▶ EXERCISE DIRECTIONS
Skip every picture, and output exactly the lines starting at the one with "Serialize everything readable" and running through the last line of the material below.

▶ SUPPLIED DATA
-- Begin --
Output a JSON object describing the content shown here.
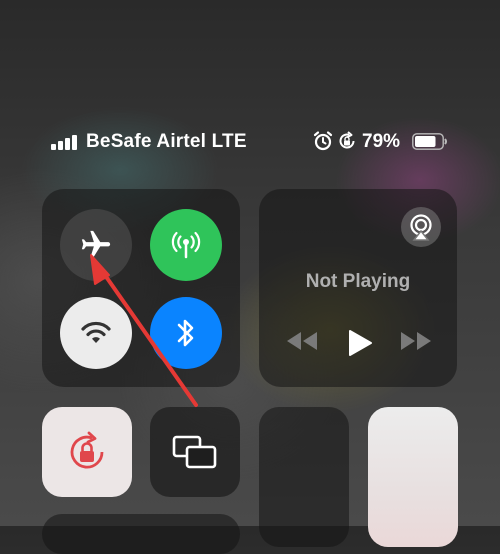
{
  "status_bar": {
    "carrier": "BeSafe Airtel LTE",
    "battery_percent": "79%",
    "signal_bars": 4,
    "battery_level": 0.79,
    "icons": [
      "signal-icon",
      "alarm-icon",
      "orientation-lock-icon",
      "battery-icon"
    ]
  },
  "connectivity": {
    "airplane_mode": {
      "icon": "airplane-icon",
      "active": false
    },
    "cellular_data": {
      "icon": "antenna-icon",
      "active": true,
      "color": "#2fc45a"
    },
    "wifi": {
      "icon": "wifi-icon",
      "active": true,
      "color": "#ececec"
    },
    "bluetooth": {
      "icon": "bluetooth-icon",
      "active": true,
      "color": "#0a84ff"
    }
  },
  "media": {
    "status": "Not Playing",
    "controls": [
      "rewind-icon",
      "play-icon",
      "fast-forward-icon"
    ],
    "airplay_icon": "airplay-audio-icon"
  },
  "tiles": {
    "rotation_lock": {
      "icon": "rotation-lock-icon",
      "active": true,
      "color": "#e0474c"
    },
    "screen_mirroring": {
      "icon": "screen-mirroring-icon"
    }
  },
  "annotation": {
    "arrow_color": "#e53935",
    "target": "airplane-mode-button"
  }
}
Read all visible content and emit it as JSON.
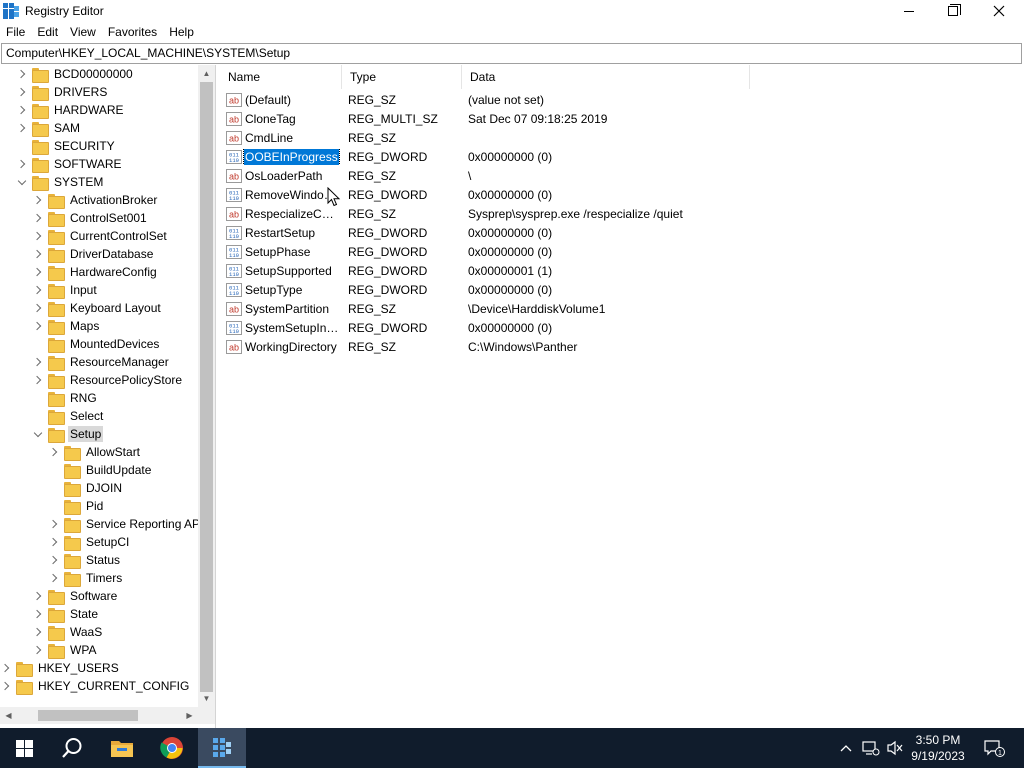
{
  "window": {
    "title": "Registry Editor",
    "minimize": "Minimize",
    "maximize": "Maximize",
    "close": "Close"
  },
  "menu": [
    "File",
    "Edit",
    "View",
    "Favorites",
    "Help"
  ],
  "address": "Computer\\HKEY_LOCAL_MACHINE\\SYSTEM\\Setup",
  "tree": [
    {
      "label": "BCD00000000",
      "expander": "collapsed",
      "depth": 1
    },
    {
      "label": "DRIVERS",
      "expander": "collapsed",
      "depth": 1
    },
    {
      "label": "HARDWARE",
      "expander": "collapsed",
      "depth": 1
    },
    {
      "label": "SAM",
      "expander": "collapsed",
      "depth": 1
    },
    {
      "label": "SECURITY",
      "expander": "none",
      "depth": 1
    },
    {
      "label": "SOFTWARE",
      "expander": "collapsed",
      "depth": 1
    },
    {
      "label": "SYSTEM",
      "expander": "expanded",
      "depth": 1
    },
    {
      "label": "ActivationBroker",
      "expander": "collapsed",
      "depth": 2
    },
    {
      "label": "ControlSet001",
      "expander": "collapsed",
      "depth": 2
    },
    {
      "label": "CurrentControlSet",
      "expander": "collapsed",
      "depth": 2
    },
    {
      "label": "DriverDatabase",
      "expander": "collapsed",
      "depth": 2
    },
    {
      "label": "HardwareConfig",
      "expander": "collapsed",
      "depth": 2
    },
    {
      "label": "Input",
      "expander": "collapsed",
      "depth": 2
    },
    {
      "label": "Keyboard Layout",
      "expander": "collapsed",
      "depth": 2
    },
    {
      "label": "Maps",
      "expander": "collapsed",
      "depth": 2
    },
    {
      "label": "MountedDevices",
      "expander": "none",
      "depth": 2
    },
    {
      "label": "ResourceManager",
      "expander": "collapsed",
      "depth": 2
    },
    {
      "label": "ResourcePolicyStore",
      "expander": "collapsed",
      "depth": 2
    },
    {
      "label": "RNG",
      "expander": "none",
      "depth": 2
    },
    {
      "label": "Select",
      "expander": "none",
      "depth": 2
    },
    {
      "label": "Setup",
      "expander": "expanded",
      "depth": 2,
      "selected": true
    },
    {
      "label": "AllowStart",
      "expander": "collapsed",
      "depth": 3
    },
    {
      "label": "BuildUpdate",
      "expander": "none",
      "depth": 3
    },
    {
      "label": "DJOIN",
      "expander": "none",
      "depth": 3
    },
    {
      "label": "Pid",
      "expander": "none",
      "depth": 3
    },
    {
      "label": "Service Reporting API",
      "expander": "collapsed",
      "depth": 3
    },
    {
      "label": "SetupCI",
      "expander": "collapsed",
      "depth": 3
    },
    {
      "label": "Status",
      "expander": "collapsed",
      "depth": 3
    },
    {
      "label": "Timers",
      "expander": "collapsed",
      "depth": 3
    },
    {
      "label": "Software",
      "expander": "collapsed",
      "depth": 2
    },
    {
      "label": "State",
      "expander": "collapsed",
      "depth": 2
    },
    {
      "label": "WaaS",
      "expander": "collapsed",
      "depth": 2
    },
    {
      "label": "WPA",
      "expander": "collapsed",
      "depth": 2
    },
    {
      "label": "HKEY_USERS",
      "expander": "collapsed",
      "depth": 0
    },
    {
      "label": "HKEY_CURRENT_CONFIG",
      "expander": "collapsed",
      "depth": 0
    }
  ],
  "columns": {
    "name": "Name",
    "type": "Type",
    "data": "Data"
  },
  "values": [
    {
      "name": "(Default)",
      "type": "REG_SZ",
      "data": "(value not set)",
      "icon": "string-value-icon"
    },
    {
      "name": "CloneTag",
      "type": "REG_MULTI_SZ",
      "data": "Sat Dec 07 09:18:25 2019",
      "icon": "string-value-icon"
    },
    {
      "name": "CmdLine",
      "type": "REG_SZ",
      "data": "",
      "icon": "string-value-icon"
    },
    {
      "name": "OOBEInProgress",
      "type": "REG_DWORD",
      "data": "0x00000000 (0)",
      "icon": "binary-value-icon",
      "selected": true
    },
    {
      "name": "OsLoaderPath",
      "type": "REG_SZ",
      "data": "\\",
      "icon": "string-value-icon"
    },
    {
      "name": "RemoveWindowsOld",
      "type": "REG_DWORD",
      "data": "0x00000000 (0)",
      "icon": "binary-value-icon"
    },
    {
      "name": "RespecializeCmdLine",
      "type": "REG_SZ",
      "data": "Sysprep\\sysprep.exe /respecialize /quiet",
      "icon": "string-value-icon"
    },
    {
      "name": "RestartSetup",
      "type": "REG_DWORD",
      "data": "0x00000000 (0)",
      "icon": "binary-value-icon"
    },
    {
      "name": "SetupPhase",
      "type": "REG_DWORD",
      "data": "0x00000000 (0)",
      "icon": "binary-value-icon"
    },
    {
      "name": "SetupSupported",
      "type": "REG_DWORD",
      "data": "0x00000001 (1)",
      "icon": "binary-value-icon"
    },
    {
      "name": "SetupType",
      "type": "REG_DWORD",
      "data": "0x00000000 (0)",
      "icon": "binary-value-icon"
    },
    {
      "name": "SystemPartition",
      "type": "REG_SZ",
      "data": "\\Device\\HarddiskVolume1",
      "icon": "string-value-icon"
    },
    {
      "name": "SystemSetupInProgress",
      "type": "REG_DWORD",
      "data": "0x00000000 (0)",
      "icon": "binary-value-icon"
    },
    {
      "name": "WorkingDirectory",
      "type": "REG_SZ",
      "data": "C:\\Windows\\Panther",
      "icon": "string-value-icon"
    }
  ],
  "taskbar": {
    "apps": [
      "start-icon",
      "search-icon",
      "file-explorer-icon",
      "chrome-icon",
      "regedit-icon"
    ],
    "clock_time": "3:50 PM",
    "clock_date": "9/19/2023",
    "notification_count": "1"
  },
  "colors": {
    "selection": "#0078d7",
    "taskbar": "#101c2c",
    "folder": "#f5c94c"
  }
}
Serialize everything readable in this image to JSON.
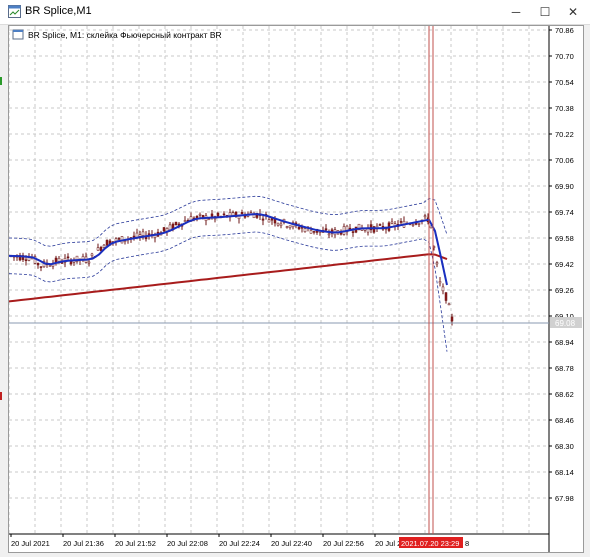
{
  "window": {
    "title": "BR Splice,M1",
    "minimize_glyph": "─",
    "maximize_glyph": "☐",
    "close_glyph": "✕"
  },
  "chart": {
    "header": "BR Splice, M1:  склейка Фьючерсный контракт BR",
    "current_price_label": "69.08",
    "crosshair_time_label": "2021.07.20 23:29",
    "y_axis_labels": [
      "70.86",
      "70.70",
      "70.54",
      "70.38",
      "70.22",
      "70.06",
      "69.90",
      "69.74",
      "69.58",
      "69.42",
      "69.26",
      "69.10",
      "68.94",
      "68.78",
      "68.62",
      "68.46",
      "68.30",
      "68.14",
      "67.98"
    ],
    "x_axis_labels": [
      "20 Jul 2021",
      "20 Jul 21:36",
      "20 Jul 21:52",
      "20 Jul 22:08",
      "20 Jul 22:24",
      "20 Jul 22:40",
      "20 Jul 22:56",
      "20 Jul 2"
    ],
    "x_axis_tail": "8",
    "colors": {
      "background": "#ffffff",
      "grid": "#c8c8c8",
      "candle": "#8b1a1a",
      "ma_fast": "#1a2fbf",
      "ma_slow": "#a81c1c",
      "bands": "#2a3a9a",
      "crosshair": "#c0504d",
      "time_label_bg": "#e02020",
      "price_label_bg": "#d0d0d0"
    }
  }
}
-- End --
▶ EXPECTED ANSWER
Serialize everything readable in this image to JSON.
{
  "window": {
    "title": "BR Splice,M1",
    "minimize_glyph": "─",
    "maximize_glyph": "☐",
    "close_glyph": "✕"
  },
  "chart": {
    "header": "BR Splice, M1:  склейка Фьючерсный контракт BR",
    "current_price_label": "69.08",
    "crosshair_time_label": "2021.07.20 23:29",
    "y_axis_labels": [
      "70.86",
      "70.70",
      "70.54",
      "70.38",
      "70.22",
      "70.06",
      "69.90",
      "69.74",
      "69.58",
      "69.42",
      "69.26",
      "69.10",
      "68.94",
      "68.78",
      "68.62",
      "68.46",
      "68.30",
      "68.14",
      "67.98"
    ],
    "x_axis_labels": [
      "20 Jul 2021",
      "20 Jul 21:36",
      "20 Jul 21:52",
      "20 Jul 22:08",
      "20 Jul 22:24",
      "20 Jul 22:40",
      "20 Jul 22:56",
      "20 Jul 2"
    ],
    "x_axis_tail": "8",
    "colors": {
      "background": "#ffffff",
      "grid": "#c8c8c8",
      "candle": "#8b1a1a",
      "ma_fast": "#1a2fbf",
      "ma_slow": "#a81c1c",
      "bands": "#2a3a9a",
      "crosshair": "#c0504d",
      "time_label_bg": "#e02020",
      "price_label_bg": "#d0d0d0"
    }
  }
}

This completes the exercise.